Short exercise → Restate the complete material exactly.

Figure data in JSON
<<<<

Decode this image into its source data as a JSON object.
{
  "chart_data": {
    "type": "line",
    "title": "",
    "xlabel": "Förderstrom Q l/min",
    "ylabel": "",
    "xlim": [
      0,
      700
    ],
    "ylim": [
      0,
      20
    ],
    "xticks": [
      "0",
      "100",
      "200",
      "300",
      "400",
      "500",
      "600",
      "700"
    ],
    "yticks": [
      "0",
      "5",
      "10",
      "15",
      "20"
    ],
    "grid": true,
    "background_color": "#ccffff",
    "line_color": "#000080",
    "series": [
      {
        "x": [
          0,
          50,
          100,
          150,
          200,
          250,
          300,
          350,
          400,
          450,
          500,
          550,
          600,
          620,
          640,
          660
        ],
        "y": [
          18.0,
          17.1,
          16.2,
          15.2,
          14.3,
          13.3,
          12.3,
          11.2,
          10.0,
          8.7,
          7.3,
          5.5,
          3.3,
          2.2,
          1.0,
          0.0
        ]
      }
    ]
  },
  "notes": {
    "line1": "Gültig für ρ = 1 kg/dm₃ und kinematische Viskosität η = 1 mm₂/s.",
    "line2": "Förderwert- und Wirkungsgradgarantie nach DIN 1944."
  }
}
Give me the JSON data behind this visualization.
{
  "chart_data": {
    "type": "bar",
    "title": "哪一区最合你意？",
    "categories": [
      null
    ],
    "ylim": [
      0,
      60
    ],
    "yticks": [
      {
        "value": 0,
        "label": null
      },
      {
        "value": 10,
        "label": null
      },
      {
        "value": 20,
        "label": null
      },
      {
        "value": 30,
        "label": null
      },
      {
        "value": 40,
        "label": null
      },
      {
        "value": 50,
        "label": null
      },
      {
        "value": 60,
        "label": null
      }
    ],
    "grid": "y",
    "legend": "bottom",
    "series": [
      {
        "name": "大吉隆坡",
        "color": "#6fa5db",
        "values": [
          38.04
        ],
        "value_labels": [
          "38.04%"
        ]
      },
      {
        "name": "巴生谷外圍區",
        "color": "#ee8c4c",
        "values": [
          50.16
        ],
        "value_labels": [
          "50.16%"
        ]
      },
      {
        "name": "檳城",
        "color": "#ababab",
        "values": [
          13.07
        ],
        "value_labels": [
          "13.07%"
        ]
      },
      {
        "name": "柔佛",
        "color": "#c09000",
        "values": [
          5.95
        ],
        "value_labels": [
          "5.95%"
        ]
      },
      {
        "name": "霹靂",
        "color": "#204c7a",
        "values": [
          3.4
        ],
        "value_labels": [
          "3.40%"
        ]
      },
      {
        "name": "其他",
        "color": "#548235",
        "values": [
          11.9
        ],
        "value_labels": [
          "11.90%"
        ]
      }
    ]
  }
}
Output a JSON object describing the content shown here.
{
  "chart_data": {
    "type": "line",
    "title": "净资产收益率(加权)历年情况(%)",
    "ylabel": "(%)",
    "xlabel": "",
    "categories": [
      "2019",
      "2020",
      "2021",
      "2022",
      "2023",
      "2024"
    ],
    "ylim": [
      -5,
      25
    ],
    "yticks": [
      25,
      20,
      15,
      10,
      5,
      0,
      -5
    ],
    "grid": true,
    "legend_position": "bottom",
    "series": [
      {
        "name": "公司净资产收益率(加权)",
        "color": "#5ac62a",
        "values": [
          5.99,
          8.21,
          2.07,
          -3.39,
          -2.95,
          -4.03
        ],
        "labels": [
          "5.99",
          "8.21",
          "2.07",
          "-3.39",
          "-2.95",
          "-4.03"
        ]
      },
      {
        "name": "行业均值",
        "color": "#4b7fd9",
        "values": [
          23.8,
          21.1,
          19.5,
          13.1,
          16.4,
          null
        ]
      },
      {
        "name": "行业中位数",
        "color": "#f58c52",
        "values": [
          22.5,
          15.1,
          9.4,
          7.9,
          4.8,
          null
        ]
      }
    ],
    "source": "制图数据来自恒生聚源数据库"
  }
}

>>>>

Task response →
Decode this image into its source data as a JSON object.
{
  "chart_data": {
    "type": "line",
    "title": "",
    "xlabel": "Förderstrom Q l/min",
    "ylabel": "",
    "xlim": [
      0,
      700
    ],
    "ylim": [
      0,
      20
    ],
    "xticks": [
      "0",
      "100",
      "200",
      "300",
      "400",
      "500",
      "600",
      "700"
    ],
    "yticks": [
      "0",
      "5",
      "10",
      "15",
      "20"
    ],
    "grid": true,
    "background_color": "#ccffff",
    "line_color": "#000080",
    "series": [
      {
        "x": [
          0,
          50,
          100,
          150,
          200,
          250,
          300,
          350,
          400,
          450,
          500,
          550,
          600,
          620,
          640,
          660
        ],
        "y": [
          18.0,
          17.1,
          16.2,
          15.2,
          14.3,
          13.3,
          12.3,
          11.2,
          10.0,
          8.7,
          7.3,
          5.5,
          3.3,
          2.2,
          1.0,
          0.0
        ]
      }
    ]
  },
  "notes": {
    "line1": "Gültig für ρ = 1 kg/dm₃ und kinematische Viskosität η = 1 mm₂/s.",
    "line2": "Förderwert- und Wirkungsgradgarantie nach DIN 1944."
  }
}
Give me the JSON data behind this visualization.
{
  "chart_data": {
    "type": "bar",
    "title": "哪一区最合你意？",
    "categories": [
      null
    ],
    "ylim": [
      0,
      60
    ],
    "yticks": [
      {
        "value": 0,
        "label": null
      },
      {
        "value": 10,
        "label": null
      },
      {
        "value": 20,
        "label": null
      },
      {
        "value": 30,
        "label": null
      },
      {
        "value": 40,
        "label": null
      },
      {
        "value": 50,
        "label": null
      },
      {
        "value": 60,
        "label": null
      }
    ],
    "grid": "y",
    "legend": "bottom",
    "series": [
      {
        "name": "大吉隆坡",
        "color": "#6fa5db",
        "values": [
          38.04
        ],
        "value_labels": [
          "38.04%"
        ]
      },
      {
        "name": "巴生谷外圍區",
        "color": "#ee8c4c",
        "values": [
          50.16
        ],
        "value_labels": [
          "50.16%"
        ]
      },
      {
        "name": "檳城",
        "color": "#ababab",
        "values": [
          13.07
        ],
        "value_labels": [
          "13.07%"
        ]
      },
      {
        "name": "柔佛",
        "color": "#c09000",
        "values": [
          5.95
        ],
        "value_labels": [
          "5.95%"
        ]
      },
      {
        "name": "霹靂",
        "color": "#204c7a",
        "values": [
          3.4
        ],
        "value_labels": [
          "3.40%"
        ]
      },
      {
        "name": "其他",
        "color": "#548235",
        "values": [
          11.9
        ],
        "value_labels": [
          "11.90%"
        ]
      }
    ]
  }
}
Output a JSON object describing the content shown here.
{
  "chart_data": {
    "type": "line",
    "title": "净资产收益率(加权)历年情况(%)",
    "ylabel": "(%)",
    "xlabel": "",
    "categories": [
      "2019",
      "2020",
      "2021",
      "2022",
      "2023",
      "2024"
    ],
    "ylim": [
      -5,
      25
    ],
    "yticks": [
      25,
      20,
      15,
      10,
      5,
      0,
      -5
    ],
    "grid": true,
    "legend_position": "bottom",
    "series": [
      {
        "name": "公司净资产收益率(加权)",
        "color": "#5ac62a",
        "values": [
          5.99,
          8.21,
          2.07,
          -3.39,
          -2.95,
          -4.03
        ],
        "labels": [
          "5.99",
          "8.21",
          "2.07",
          "-3.39",
          "-2.95",
          "-4.03"
        ]
      },
      {
        "name": "行业均值",
        "color": "#4b7fd9",
        "values": [
          23.8,
          21.1,
          19.5,
          13.1,
          16.4,
          null
        ]
      },
      {
        "name": "行业中位数",
        "color": "#f58c52",
        "values": [
          22.5,
          15.1,
          9.4,
          7.9,
          4.8,
          null
        ]
      }
    ],
    "source": "制图数据来自恒生聚源数据库"
  }
}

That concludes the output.